-- Stored data --
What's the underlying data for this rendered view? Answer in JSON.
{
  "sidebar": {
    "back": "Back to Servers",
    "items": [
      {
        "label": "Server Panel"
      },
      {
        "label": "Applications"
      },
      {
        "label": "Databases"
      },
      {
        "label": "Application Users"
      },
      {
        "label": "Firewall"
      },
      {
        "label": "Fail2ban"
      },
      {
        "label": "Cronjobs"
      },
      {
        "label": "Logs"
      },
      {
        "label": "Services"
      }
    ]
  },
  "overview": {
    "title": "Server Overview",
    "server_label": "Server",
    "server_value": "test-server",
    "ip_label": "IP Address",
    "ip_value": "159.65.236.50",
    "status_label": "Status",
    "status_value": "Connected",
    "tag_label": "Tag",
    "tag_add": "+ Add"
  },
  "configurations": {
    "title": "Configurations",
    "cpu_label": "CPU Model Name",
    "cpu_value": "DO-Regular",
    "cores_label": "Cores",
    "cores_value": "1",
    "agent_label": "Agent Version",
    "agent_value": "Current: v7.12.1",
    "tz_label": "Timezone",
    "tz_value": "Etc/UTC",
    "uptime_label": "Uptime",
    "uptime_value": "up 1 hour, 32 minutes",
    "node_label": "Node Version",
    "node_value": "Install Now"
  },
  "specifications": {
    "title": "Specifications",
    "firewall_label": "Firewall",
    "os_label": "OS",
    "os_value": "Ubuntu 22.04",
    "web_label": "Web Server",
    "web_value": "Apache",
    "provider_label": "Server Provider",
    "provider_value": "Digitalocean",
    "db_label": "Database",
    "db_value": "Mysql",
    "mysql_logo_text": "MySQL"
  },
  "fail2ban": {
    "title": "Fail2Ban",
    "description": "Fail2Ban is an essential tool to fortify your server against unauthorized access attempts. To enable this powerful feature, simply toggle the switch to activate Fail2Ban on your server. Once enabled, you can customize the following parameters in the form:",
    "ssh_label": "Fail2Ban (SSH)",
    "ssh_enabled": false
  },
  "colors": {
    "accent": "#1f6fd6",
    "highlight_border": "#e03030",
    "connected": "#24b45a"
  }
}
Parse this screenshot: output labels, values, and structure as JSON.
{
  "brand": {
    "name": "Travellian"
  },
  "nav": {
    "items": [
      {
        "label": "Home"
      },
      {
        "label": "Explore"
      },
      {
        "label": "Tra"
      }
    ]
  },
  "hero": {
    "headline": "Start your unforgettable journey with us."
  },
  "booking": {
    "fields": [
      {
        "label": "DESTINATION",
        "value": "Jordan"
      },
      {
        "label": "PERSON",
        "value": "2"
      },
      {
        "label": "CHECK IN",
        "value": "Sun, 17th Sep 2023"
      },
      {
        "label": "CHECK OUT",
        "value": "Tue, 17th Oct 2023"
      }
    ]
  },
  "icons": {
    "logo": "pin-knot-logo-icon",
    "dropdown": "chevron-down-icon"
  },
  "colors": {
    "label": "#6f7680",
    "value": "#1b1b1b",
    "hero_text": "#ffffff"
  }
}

-- Aim --
Write the whole listing out again. Keep every line exactly as it is.

-- The result --
What's the underlying data for this rendered view? Answer in JSON.
{
  "sidebar": {
    "back": "Back to Servers",
    "items": [
      {
        "label": "Server Panel"
      },
      {
        "label": "Applications"
      },
      {
        "label": "Databases"
      },
      {
        "label": "Application Users"
      },
      {
        "label": "Firewall"
      },
      {
        "label": "Fail2ban"
      },
      {
        "label": "Cronjobs"
      },
      {
        "label": "Logs"
      },
      {
        "label": "Services"
      }
    ]
  },
  "overview": {
    "title": "Server Overview",
    "server_label": "Server",
    "server_value": "test-server",
    "ip_label": "IP Address",
    "ip_value": "159.65.236.50",
    "status_label": "Status",
    "status_value": "Connected",
    "tag_label": "Tag",
    "tag_add": "+ Add"
  },
  "configurations": {
    "title": "Configurations",
    "cpu_label": "CPU Model Name",
    "cpu_value": "DO-Regular",
    "cores_label": "Cores",
    "cores_value": "1",
    "agent_label": "Agent Version",
    "agent_value": "Current: v7.12.1",
    "tz_label": "Timezone",
    "tz_value": "Etc/UTC",
    "uptime_label": "Uptime",
    "uptime_value": "up 1 hour, 32 minutes",
    "node_label": "Node Version",
    "node_value": "Install Now"
  },
  "specifications": {
    "title": "Specifications",
    "firewall_label": "Firewall",
    "os_label": "OS",
    "os_value": "Ubuntu 22.04",
    "web_label": "Web Server",
    "web_value": "Apache",
    "provider_label": "Server Provider",
    "provider_value": "Digitalocean",
    "db_label": "Database",
    "db_value": "Mysql",
    "mysql_logo_text": "MySQL"
  },
  "fail2ban": {
    "title": "Fail2Ban",
    "description": "Fail2Ban is an essential tool to fortify your server against unauthorized access attempts. To enable this powerful feature, simply toggle the switch to activate Fail2Ban on your server. Once enabled, you can customize the following parameters in the form:",
    "ssh_label": "Fail2Ban (SSH)",
    "ssh_enabled": false
  },
  "colors": {
    "accent": "#1f6fd6",
    "highlight_border": "#e03030",
    "connected": "#24b45a"
  }
}
Parse this screenshot: output labels, values, and structure as JSON.
{
  "brand": {
    "name": "Travellian"
  },
  "nav": {
    "items": [
      {
        "label": "Home"
      },
      {
        "label": "Explore"
      },
      {
        "label": "Tra"
      }
    ]
  },
  "hero": {
    "headline": "Start your unforgettable journey with us."
  },
  "booking": {
    "fields": [
      {
        "label": "DESTINATION",
        "value": "Jordan"
      },
      {
        "label": "PERSON",
        "value": "2"
      },
      {
        "label": "CHECK IN",
        "value": "Sun, 17th Sep 2023"
      },
      {
        "label": "CHECK OUT",
        "value": "Tue, 17th Oct 2023"
      }
    ]
  },
  "icons": {
    "logo": "pin-knot-logo-icon",
    "dropdown": "chevron-down-icon"
  },
  "colors": {
    "label": "#6f7680",
    "value": "#1b1b1b",
    "hero_text": "#ffffff"
  }
}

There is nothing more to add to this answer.